**Given exercise**
Look through the material below. Copy every line with the string "数据来源" in it.

**Excerpt from a dataset**
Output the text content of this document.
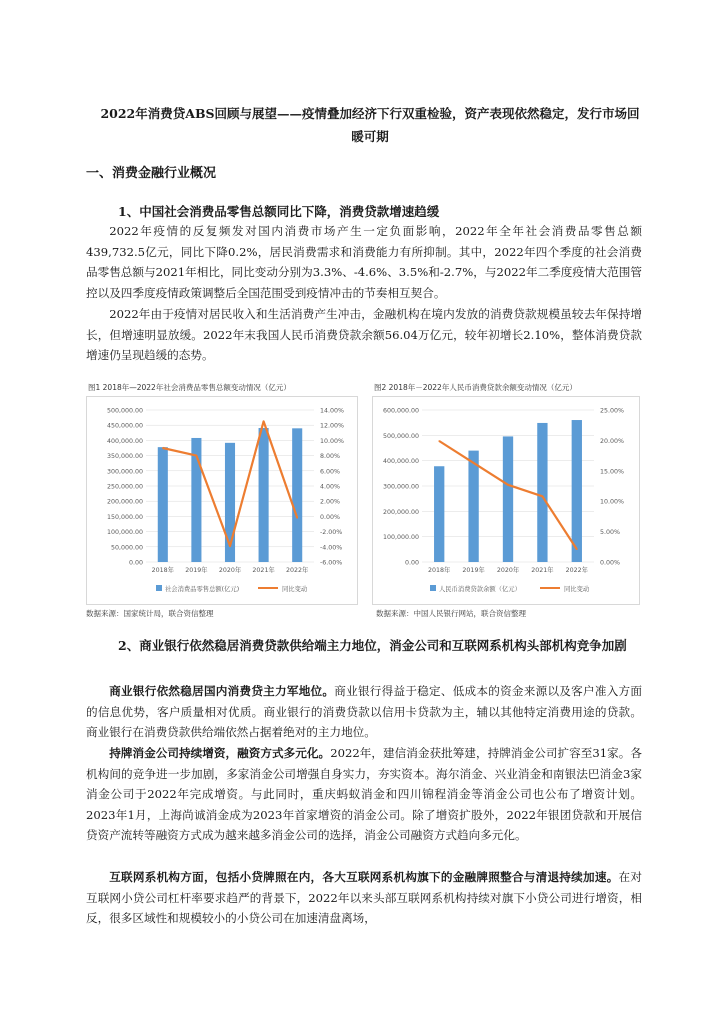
2022年消费贷ABS回顾与展望——疫情叠加经济下行双重检验，资产表现依然稳定，发行市场回暖可期
一、消费金融行业概况
1、中国社会消费品零售总额同比下降，消费贷款增速趋缓

2022年疫情的反复频发对国内消费市场产生一定负面影响，2022年全年社会消费品零售总额439,732.5亿元，同比下降0.2%，居民消费需求和消费能力有所抑制。其中，2022年四个季度的社会消费品零售总额与2021年相比，同比变动分别为3.3%、-4.6%、3.5%和-2.7%，与2022年二季度疫情大范围管控以及四季度疫情政策调整后全国范围受到疫情冲击的节奏相互契合。

2022年由于疫情对居民收入和生活消费产生冲击，金融机构在境内发放的消费贷款规模虽较去年保持增长，但增速明显放缓。2022年末我国人民币消费贷款余额56.04万亿元，较年初增长2.10%，整体消费贷款增速仍呈现趋缓的态势。

图1 2018年—2022年社会消费品零售总额变动情况（亿元）
0.00
50,000.00
100,000.00
150,000.00
200,000.00
250,000.00
300,000.00
350,000.00
400,000.00
450,000.00
500,000.00
-6.00%
-4.00%
-2.00%
0.00%
2.00%
4.00%
6.00%
8.00%
10.00%
12.00%
14.00%
2018年 2019年 2020年 2021年 2022年
社会消费品零售总额(亿元)	同比变动
数据来源：国家统计局，联合资信整理
图2 2018年－2022年人民币消费贷款余额变动情况（亿元）
0.00
100,000.00
200,000.00
300,000.00
400,000.00
500,000.00
600,000.00
0.00%
5.00%
10.00%
15.00%
20.00%
25.00%
2018年 2019年 2020年 2021年 2022年
人民币消费贷款余额（亿元）	同比变动
数据来源：中国人民银行网站，联合资信整理
2、商业银行依然稳居消费贷款供给端主力地位，消金公司和互联网系机构头部机构竞争加剧

商业银行依然稳居国内消费贷主力军地位。商业银行得益于稳定、低成本的资金来源以及客户准入方面的信息优势，客户质量相对优质。商业银行的消费贷款以信用卡贷款为主，辅以其他特定消费用途的贷款。商业银行在消费贷款供给端依然占据着绝对的主力地位。

持牌消金公司持续增资，融资方式多元化。2022年，建信消金获批筹建，持牌消金公司扩容至31家。各机构间的竞争进一步加剧，多家消金公司增强自身实力，夯实资本。海尔消金、兴业消金和南银法巴消金3家消金公司于2022年完成增资。与此同时，重庆蚂蚁消金和四川锦程消金等消金公司也公布了增资计划。2023年1月，上海尚诚消金成为2023年首家增资的消金公司。除了增资扩股外，2022年银团贷款和开展信贷资产流转等融资方式成为越来越多消金公司的选择，消金公司融资方式趋向多元化。

互联网系机构方面，包括小贷牌照在内，各大互联网系机构旗下的金融牌照整合与清退持续加速。在对互联网小贷公司杠杆率要求趋严的背景下，2022年以来头部互联网系机构持续对旗下小贷公司进行增资，相反，很多区域性和规模较小的小贷公司在加速清盘离场，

**Complete answer**
数据来源：国家统计局，联合资信整理
数据来源：中国人民银行网站，联合资信整理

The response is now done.